▸ **Document**
☆ ☆ ☆ ☆ ☆

When processes are still accessing afs (e.g., cwd is /afs/...) at the
time a shutdown is occurring things get messy.
The afs shutdown fails to umount /afs (EBUSY) and fails to unload the
module (EBUSY). Then several more umount attempts fail (still EBUSY),
the process gets killed and an oops results for any subsequent umount
/afs. (See attached.)
I've noticed this under Red Hat 7.1 with Red Hat's "stock" 2.4.[367]
kernels and OpenAFS 1.2.1. I have not tried other distributions or
kernels. I don't recall the "oops" behavior happening under these
circumstances with OpenAFS prior to 1.2.1.
Ordinarily the problem happens at shutdown time sufficiently late that
klogd isn't still running so there's nothing to run ksymoops on, so
I've reproduced the problem artificially.
(Make sure a process has cwd of /afs/...)
# /etc/init.d/afs stop
Stopping AFS services.....
inetd.afs: no process killed
umount: /afs: device is busy
libafs-2.4.7-2-i686: Device or resource busy
(kill the process whose cwd was /afs/...)
# umount /afs
(watch oops as it occurs)
When this happens at shutdown a power-cycle is required.
I wish I had the expertise to track this down further myself, but alas
I can't do that without guidance. The problem is about 90%
reproducible as shown above, and decreasing as I continue to exersize
the problem... I don't know why sometimes I don't get an oops.
When doing it by hand, make sure to umount /afs at the end and rmmod
libafs or the box will hang unmounting filesystems when you shutdown.
Rudy
ksymoops 2.4.0 on i686 2.4.7-2. Options used
-V (default)
-k /proc/ksyms (default)
-l /proc/modules (default)
-o /lib/modules/2.4.7-2/ (default)
-m /boot/System.map-2.4.7-2 (default)

☆ ☆ ☆ ☆ ☆

▸ **Task list**
1/ Set down, word for word, the part of the AFS shutdown report that opens with the words containing "(Make sure a" and closes with "power-cycle is required.".
2/ Supply the next part of the AFS shutdown report, picking up after its final line.

☆ ☆ ☆ ☆ ☆

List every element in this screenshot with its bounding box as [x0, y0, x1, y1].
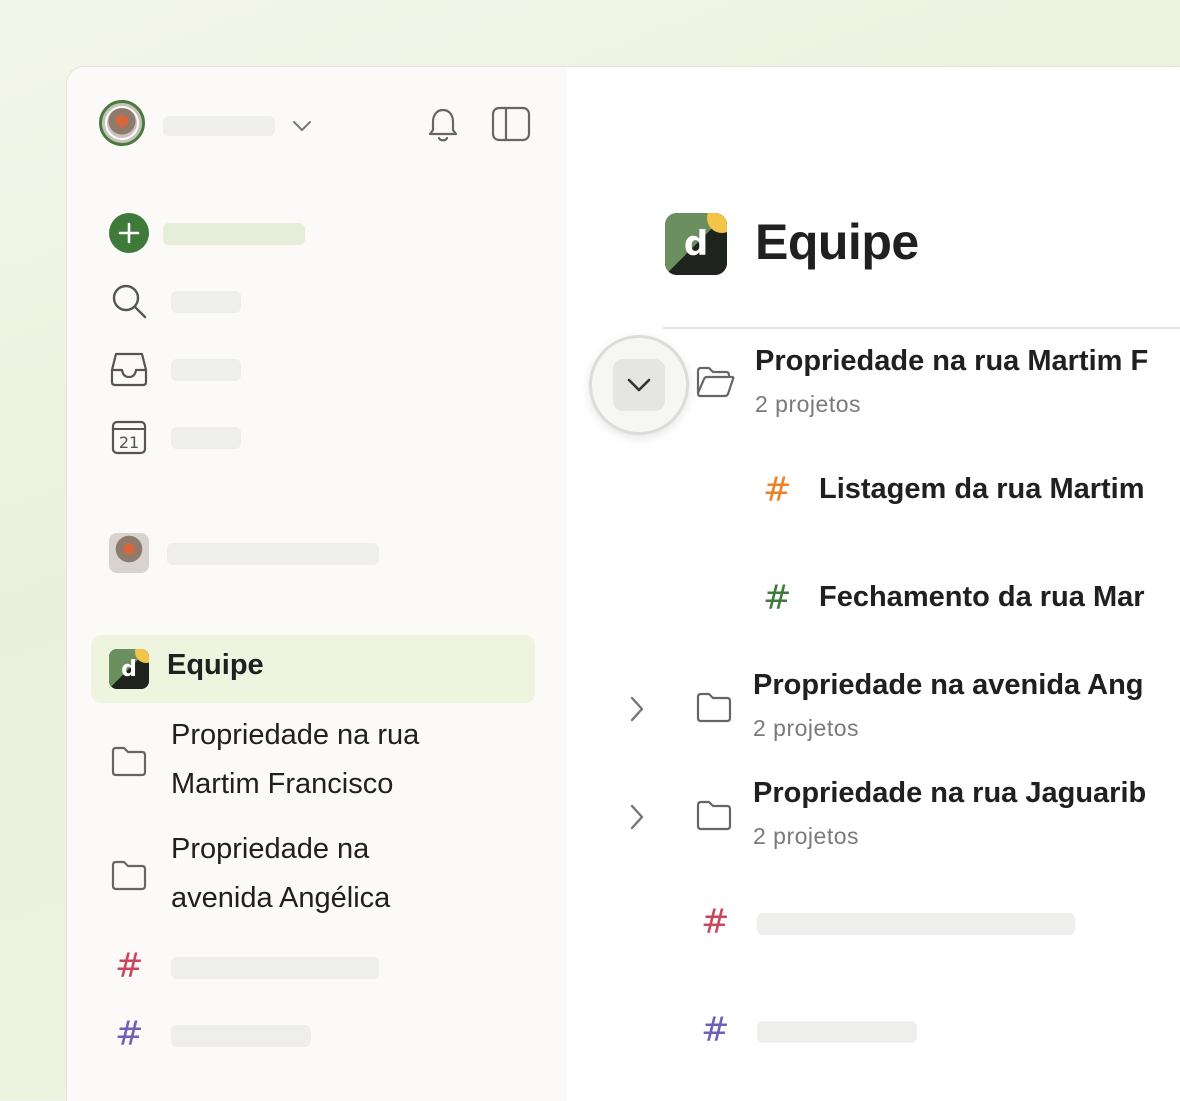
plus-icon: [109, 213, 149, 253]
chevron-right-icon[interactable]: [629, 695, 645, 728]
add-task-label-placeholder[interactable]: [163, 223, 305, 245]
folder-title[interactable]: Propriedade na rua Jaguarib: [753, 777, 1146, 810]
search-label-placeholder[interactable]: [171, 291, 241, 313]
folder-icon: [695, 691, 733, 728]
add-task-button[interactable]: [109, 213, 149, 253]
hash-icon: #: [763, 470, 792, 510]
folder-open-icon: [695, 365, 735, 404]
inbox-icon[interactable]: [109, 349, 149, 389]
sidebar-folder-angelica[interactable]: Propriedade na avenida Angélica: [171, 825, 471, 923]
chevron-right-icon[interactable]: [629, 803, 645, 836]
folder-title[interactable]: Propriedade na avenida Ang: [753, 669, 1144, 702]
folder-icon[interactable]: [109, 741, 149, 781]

☆ ☆ ☆ ☆ ☆

▸ **Set of answers**
1/
(Make sure a process has cwd of /afs/...)
# /etc/init.d/afs stop
Stopping AFS services.....
inetd.afs: no process killed
umount: /afs: device is busy
libafs-2.4.7-2-i686: Device or resource busy
(kill the process whose cwd was /afs/...)
# umount /afs
(watch oops as it occurs)
When this happens at shutdown a power-cycle is required.

2/
Warning: You did not tell me where to find symbol information. I will
assume that the log matches the kernel and modules that are running
right now and I'll use the default options above for symbol resolution.
If the current kernel and/or modules do not match the log, you can get
more accurate output by telling me the kernel version and where to find
map, modules, ksyms etc. ksymoops -h explains the options.
Warning (compare_maps): ksyms_base symbol __VERSIONED_SYMBOL(ataraid_gendisk) not
found in System.map. Ignoring ksyms_base entry
Warning (compare_maps): ksyms_base symbol __VERSIONED_SYMBOL(ataraid_get_device) not
found in System.map. Ignoring ksyms_base entry
Warning (compare_maps): ksyms_base symbol __VERSIONED_SYMBOL(ataraid_register_disk)
not found in System.map. Ignoring ksyms_base entry
Warning (compare_maps): ksyms_base symbol __VERSIONED_SYMBOL(ataraid_release_device)
not found in System.map. Ignoring ksyms_base entry
Warning (compare_maps): mismatch on symbol partition_name , ksyms_base says c01b7600,
System.map says c0157550. Ignoring ksyms_base entry
Warning (compare_maps): mismatch on symbol usb_devfs_handle , usbcore says e106f5a0,
/lib/modules/2.4.7-2/kernel/drivers/usb/usbcore.o says e106f0c0. Ignoring
/lib/modules/2.4.7-2/kernel/drivers/usb/usbcore.o entry
Oct 8 10:22:38 gti kernel: 3c59x: Donald Becker and others.
www.scyld.com/network/vortex.html
Oct 8 10:41:51 gti kernel: 3c59x: Donald Becker and others.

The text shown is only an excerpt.